** Start of Given data **
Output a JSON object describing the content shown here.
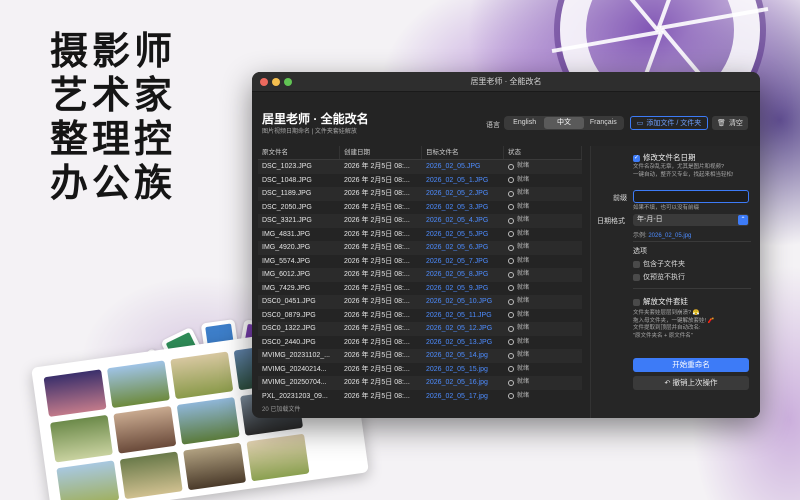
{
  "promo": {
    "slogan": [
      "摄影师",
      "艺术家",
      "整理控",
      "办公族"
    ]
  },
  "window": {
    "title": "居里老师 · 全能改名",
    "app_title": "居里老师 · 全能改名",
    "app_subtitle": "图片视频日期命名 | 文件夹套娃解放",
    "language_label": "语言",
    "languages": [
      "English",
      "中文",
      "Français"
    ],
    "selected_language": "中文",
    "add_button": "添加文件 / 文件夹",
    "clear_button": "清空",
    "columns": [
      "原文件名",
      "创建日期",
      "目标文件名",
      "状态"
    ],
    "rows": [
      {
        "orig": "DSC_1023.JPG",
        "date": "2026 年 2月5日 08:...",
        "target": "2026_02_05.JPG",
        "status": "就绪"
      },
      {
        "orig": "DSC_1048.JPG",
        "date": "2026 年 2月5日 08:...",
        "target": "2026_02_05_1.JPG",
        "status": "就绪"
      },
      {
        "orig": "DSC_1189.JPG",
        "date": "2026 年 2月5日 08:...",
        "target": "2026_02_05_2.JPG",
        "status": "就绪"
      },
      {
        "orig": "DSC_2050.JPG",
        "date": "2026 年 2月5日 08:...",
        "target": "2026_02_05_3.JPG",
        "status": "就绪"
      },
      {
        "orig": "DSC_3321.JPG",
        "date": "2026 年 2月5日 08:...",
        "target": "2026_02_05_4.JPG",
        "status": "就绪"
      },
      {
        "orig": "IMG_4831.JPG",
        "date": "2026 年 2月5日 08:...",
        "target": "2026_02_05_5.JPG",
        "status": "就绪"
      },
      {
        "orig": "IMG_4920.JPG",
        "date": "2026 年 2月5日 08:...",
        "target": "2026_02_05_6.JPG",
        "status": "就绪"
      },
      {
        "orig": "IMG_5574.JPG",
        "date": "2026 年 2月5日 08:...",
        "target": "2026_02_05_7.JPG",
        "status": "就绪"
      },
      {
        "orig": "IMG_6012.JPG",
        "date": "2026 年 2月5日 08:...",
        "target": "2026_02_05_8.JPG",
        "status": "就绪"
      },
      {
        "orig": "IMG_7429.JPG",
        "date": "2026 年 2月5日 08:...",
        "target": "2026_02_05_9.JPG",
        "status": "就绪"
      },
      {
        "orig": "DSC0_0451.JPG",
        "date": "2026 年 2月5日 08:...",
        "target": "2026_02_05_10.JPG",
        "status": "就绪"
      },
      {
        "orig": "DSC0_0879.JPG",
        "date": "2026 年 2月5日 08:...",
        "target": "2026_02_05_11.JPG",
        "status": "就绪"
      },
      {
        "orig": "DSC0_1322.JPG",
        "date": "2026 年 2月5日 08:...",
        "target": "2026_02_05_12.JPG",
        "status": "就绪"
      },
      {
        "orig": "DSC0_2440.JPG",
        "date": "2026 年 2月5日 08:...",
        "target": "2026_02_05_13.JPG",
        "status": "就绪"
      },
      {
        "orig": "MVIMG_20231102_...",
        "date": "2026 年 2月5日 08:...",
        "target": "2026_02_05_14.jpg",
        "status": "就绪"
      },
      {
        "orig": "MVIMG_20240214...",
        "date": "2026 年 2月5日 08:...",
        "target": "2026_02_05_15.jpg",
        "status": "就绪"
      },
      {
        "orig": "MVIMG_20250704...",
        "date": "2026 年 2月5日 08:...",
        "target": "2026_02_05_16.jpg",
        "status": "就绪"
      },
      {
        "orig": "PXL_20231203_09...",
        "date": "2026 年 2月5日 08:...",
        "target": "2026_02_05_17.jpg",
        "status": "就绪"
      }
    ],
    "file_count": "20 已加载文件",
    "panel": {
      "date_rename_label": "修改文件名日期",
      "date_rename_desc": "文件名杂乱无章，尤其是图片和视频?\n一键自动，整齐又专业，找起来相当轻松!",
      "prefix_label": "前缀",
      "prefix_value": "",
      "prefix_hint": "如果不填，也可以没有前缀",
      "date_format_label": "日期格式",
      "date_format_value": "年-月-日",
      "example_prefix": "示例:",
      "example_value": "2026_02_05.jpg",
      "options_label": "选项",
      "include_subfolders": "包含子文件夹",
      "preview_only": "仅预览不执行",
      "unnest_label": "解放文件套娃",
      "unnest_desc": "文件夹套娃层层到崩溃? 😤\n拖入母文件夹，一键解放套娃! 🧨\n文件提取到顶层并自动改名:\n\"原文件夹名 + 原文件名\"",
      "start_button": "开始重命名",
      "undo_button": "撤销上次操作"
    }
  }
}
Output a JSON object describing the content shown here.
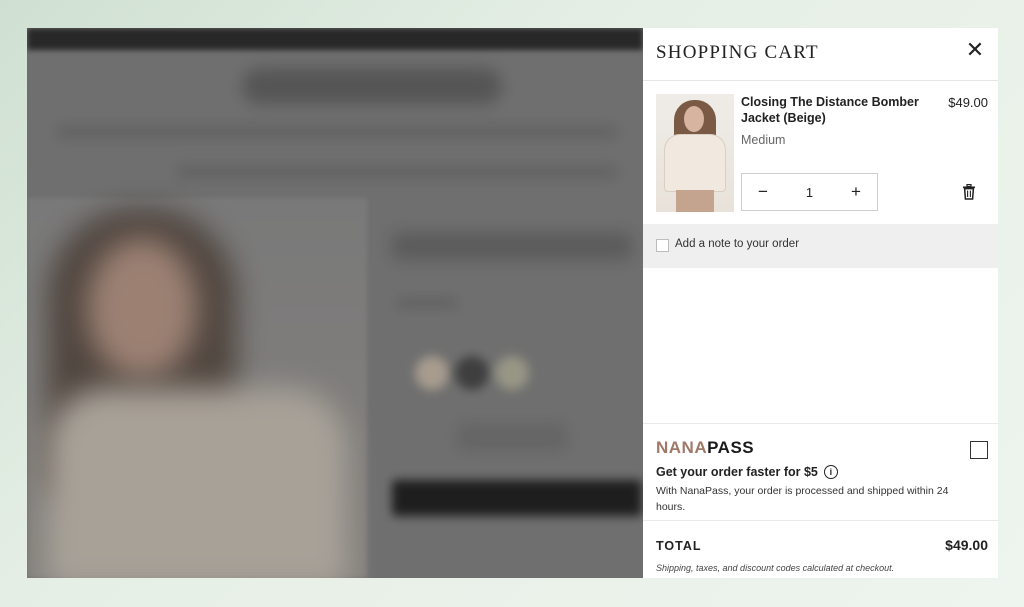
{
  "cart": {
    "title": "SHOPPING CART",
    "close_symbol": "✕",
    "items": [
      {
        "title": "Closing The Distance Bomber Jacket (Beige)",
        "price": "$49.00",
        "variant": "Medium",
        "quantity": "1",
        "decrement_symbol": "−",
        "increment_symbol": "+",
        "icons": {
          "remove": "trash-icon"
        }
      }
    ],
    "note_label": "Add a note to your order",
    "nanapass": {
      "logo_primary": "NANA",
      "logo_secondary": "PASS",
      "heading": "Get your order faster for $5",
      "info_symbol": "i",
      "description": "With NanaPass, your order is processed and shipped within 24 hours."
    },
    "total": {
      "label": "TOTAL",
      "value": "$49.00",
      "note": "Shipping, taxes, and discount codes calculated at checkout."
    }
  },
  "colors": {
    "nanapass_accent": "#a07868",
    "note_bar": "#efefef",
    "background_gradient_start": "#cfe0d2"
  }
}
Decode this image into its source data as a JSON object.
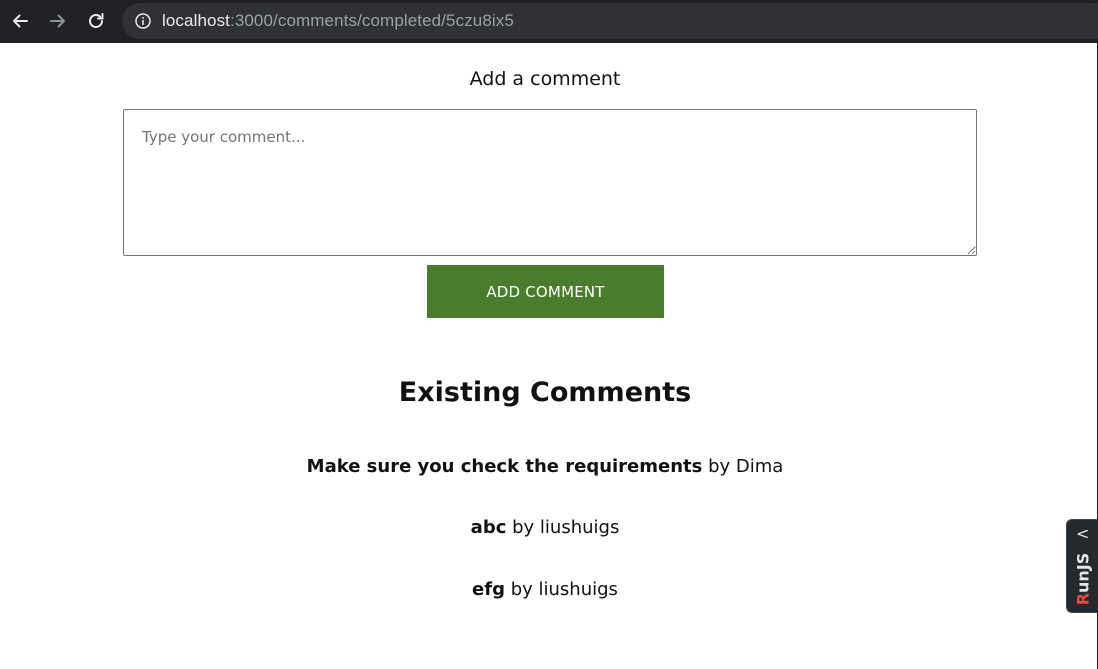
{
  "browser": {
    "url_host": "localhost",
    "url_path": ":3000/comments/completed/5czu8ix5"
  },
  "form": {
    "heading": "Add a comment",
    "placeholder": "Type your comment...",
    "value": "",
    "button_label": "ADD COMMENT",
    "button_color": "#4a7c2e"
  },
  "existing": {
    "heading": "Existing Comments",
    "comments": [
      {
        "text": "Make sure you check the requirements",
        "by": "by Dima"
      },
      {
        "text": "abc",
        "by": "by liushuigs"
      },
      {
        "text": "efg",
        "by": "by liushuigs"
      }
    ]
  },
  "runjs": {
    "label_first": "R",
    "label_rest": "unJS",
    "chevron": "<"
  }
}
** End of Given data **
- _Given problem_: Beginning with the line that contains "Decode this image", repeat every remaining line of the data exactly, the last line included, and omit pictures.

- _Answer to this problem_:
Decode this image into its source data as a JSON object.
{
  "browser": {
    "url_host": "localhost",
    "url_path": ":3000/comments/completed/5czu8ix5"
  },
  "form": {
    "heading": "Add a comment",
    "placeholder": "Type your comment...",
    "value": "",
    "button_label": "ADD COMMENT",
    "button_color": "#4a7c2e"
  },
  "existing": {
    "heading": "Existing Comments",
    "comments": [
      {
        "text": "Make sure you check the requirements",
        "by": "by Dima"
      },
      {
        "text": "abc",
        "by": "by liushuigs"
      },
      {
        "text": "efg",
        "by": "by liushuigs"
      }
    ]
  },
  "runjs": {
    "label_first": "R",
    "label_rest": "unJS",
    "chevron": "<"
  }
}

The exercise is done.